Gather every line in the records below that contains the word "text".

[Records from a collection]
· · · · · · ·

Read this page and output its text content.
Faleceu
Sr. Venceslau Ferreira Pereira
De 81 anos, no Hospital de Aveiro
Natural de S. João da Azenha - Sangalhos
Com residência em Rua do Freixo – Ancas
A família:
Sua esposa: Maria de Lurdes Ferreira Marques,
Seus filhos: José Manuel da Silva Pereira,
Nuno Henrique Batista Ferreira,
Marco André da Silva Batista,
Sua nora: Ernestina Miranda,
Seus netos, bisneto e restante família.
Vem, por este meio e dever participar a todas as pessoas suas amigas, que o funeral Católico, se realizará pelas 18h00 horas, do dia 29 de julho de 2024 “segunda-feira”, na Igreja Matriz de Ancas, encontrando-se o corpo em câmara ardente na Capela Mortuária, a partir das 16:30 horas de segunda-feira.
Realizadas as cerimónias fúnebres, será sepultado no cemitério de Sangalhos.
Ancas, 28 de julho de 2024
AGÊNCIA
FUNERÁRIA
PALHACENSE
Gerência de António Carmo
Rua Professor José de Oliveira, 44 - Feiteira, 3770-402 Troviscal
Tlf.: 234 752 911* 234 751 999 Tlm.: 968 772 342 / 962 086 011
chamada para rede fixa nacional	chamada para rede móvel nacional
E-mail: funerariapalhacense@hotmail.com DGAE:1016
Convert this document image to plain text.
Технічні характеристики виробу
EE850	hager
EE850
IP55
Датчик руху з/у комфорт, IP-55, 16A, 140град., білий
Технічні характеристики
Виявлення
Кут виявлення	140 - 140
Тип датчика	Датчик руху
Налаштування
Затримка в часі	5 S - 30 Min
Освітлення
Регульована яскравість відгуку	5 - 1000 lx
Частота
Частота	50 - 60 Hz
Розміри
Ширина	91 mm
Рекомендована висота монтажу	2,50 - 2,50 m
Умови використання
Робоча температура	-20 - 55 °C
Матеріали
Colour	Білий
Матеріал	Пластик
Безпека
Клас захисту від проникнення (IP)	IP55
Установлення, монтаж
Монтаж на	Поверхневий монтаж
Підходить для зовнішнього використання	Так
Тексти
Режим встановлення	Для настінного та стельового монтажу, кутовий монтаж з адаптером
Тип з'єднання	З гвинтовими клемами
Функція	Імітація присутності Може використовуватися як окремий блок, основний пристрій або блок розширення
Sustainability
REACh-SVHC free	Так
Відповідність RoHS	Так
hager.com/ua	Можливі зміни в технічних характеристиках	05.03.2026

· · · · · · ·

• [SOLUTION FOR THIS TASK]
Read this page and output its text content.
Convert this document image to plain text.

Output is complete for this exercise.